----- ENTRIES SUPPLIED -----

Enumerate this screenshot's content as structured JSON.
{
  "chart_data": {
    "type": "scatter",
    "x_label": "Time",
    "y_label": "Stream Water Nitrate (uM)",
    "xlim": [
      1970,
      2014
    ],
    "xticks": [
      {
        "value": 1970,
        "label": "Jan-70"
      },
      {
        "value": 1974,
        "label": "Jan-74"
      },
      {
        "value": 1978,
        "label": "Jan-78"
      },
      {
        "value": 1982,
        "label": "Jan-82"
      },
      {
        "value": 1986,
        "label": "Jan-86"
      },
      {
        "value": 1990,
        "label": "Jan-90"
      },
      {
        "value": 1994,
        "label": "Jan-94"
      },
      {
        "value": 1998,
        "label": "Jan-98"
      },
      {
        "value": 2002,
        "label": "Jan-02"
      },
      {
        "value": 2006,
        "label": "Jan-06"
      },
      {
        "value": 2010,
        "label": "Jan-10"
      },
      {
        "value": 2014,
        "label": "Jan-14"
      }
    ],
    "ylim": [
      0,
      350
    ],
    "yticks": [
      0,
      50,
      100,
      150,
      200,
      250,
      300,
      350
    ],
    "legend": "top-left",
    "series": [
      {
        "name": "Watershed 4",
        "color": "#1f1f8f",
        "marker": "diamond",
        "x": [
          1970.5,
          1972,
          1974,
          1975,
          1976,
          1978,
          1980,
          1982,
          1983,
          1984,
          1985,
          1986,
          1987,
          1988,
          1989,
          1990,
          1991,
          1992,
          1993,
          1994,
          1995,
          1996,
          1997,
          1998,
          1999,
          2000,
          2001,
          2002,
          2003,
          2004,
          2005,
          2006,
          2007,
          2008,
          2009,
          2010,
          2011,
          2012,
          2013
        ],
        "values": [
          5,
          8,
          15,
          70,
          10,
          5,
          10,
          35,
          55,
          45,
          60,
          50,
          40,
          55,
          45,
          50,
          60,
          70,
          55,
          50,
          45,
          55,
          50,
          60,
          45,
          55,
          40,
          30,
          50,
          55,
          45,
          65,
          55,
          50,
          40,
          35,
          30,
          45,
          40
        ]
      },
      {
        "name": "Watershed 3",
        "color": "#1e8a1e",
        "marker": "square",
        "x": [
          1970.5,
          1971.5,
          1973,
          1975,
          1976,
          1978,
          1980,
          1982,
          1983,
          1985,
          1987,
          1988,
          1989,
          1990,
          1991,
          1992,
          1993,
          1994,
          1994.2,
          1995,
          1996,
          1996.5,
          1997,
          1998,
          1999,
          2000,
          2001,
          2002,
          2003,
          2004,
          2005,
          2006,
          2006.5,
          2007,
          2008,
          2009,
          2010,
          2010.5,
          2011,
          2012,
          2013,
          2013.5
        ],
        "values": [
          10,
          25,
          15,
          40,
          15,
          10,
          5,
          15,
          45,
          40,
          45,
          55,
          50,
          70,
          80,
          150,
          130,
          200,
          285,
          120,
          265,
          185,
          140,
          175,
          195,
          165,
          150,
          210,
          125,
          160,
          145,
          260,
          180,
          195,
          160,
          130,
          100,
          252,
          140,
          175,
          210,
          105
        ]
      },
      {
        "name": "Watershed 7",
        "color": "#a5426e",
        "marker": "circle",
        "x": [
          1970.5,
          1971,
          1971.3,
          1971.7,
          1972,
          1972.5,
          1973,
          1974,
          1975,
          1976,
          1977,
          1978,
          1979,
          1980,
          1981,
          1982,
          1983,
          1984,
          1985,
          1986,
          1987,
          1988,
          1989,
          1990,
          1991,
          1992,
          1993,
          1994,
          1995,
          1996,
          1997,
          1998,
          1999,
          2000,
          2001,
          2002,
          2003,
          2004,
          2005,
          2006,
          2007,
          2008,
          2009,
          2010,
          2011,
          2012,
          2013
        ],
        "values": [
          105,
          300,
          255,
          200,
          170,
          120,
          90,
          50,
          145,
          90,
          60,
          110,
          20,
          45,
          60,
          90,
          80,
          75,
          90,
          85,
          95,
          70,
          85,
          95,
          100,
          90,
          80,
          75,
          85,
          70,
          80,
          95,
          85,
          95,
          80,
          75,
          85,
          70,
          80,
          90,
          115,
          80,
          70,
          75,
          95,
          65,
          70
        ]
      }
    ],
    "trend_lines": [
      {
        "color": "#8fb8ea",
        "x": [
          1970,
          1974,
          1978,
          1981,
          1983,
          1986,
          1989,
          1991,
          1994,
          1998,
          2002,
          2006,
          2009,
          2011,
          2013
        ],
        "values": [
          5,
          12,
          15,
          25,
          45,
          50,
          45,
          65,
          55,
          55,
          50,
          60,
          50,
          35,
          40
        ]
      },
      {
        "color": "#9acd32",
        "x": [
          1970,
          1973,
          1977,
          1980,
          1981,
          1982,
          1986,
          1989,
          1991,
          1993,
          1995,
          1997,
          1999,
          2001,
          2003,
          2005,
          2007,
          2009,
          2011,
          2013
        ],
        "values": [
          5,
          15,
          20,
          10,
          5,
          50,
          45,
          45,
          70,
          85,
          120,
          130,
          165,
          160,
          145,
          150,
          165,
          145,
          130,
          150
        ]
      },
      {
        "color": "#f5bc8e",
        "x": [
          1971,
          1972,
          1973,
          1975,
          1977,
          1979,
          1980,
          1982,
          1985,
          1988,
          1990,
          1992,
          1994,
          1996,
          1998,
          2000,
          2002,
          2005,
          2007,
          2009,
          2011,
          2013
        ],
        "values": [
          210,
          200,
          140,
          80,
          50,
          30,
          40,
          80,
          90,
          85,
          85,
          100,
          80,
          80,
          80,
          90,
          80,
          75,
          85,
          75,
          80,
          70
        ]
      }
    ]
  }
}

-----

* _WHAT YOU WILL DO_
Restate all of the entries above precisely.

* _THE COMPLETED TASK_
Enumerate this screenshot's content as structured JSON.
{
  "chart_data": {
    "type": "scatter",
    "x_label": "Time",
    "y_label": "Stream Water Nitrate (uM)",
    "xlim": [
      1970,
      2014
    ],
    "xticks": [
      {
        "value": 1970,
        "label": "Jan-70"
      },
      {
        "value": 1974,
        "label": "Jan-74"
      },
      {
        "value": 1978,
        "label": "Jan-78"
      },
      {
        "value": 1982,
        "label": "Jan-82"
      },
      {
        "value": 1986,
        "label": "Jan-86"
      },
      {
        "value": 1990,
        "label": "Jan-90"
      },
      {
        "value": 1994,
        "label": "Jan-94"
      },
      {
        "value": 1998,
        "label": "Jan-98"
      },
      {
        "value": 2002,
        "label": "Jan-02"
      },
      {
        "value": 2006,
        "label": "Jan-06"
      },
      {
        "value": 2010,
        "label": "Jan-10"
      },
      {
        "value": 2014,
        "label": "Jan-14"
      }
    ],
    "ylim": [
      0,
      350
    ],
    "yticks": [
      0,
      50,
      100,
      150,
      200,
      250,
      300,
      350
    ],
    "legend": "top-left",
    "series": [
      {
        "name": "Watershed 4",
        "color": "#1f1f8f",
        "marker": "diamond",
        "x": [
          1970.5,
          1972,
          1974,
          1975,
          1976,
          1978,
          1980,
          1982,
          1983,
          1984,
          1985,
          1986,
          1987,
          1988,
          1989,
          1990,
          1991,
          1992,
          1993,
          1994,
          1995,
          1996,
          1997,
          1998,
          1999,
          2000,
          2001,
          2002,
          2003,
          2004,
          2005,
          2006,
          2007,
          2008,
          2009,
          2010,
          2011,
          2012,
          2013
        ],
        "values": [
          5,
          8,
          15,
          70,
          10,
          5,
          10,
          35,
          55,
          45,
          60,
          50,
          40,
          55,
          45,
          50,
          60,
          70,
          55,
          50,
          45,
          55,
          50,
          60,
          45,
          55,
          40,
          30,
          50,
          55,
          45,
          65,
          55,
          50,
          40,
          35,
          30,
          45,
          40
        ]
      },
      {
        "name": "Watershed 3",
        "color": "#1e8a1e",
        "marker": "square",
        "x": [
          1970.5,
          1971.5,
          1973,
          1975,
          1976,
          1978,
          1980,
          1982,
          1983,
          1985,
          1987,
          1988,
          1989,
          1990,
          1991,
          1992,
          1993,
          1994,
          1994.2,
          1995,
          1996,
          1996.5,
          1997,
          1998,
          1999,
          2000,
          2001,
          2002,
          2003,
          2004,
          2005,
          2006,
          2006.5,
          2007,
          2008,
          2009,
          2010,
          2010.5,
          2011,
          2012,
          2013,
          2013.5
        ],
        "values": [
          10,
          25,
          15,
          40,
          15,
          10,
          5,
          15,
          45,
          40,
          45,
          55,
          50,
          70,
          80,
          150,
          130,
          200,
          285,
          120,
          265,
          185,
          140,
          175,
          195,
          165,
          150,
          210,
          125,
          160,
          145,
          260,
          180,
          195,
          160,
          130,
          100,
          252,
          140,
          175,
          210,
          105
        ]
      },
      {
        "name": "Watershed 7",
        "color": "#a5426e",
        "marker": "circle",
        "x": [
          1970.5,
          1971,
          1971.3,
          1971.7,
          1972,
          1972.5,
          1973,
          1974,
          1975,
          1976,
          1977,
          1978,
          1979,
          1980,
          1981,
          1982,
          1983,
          1984,
          1985,
          1986,
          1987,
          1988,
          1989,
          1990,
          1991,
          1992,
          1993,
          1994,
          1995,
          1996,
          1997,
          1998,
          1999,
          2000,
          2001,
          2002,
          2003,
          2004,
          2005,
          2006,
          2007,
          2008,
          2009,
          2010,
          2011,
          2012,
          2013
        ],
        "values": [
          105,
          300,
          255,
          200,
          170,
          120,
          90,
          50,
          145,
          90,
          60,
          110,
          20,
          45,
          60,
          90,
          80,
          75,
          90,
          85,
          95,
          70,
          85,
          95,
          100,
          90,
          80,
          75,
          85,
          70,
          80,
          95,
          85,
          95,
          80,
          75,
          85,
          70,
          80,
          90,
          115,
          80,
          70,
          75,
          95,
          65,
          70
        ]
      }
    ],
    "trend_lines": [
      {
        "color": "#8fb8ea",
        "x": [
          1970,
          1974,
          1978,
          1981,
          1983,
          1986,
          1989,
          1991,
          1994,
          1998,
          2002,
          2006,
          2009,
          2011,
          2013
        ],
        "values": [
          5,
          12,
          15,
          25,
          45,
          50,
          45,
          65,
          55,
          55,
          50,
          60,
          50,
          35,
          40
        ]
      },
      {
        "color": "#9acd32",
        "x": [
          1970,
          1973,
          1977,
          1980,
          1981,
          1982,
          1986,
          1989,
          1991,
          1993,
          1995,
          1997,
          1999,
          2001,
          2003,
          2005,
          2007,
          2009,
          2011,
          2013
        ],
        "values": [
          5,
          15,
          20,
          10,
          5,
          50,
          45,
          45,
          70,
          85,
          120,
          130,
          165,
          160,
          145,
          150,
          165,
          145,
          130,
          150
        ]
      },
      {
        "color": "#f5bc8e",
        "x": [
          1971,
          1972,
          1973,
          1975,
          1977,
          1979,
          1980,
          1982,
          1985,
          1988,
          1990,
          1992,
          1994,
          1996,
          1998,
          2000,
          2002,
          2005,
          2007,
          2009,
          2011,
          2013
        ],
        "values": [
          210,
          200,
          140,
          80,
          50,
          30,
          40,
          80,
          90,
          85,
          85,
          100,
          80,
          80,
          80,
          90,
          80,
          75,
          85,
          75,
          80,
          70
        ]
      }
    ]
  }
}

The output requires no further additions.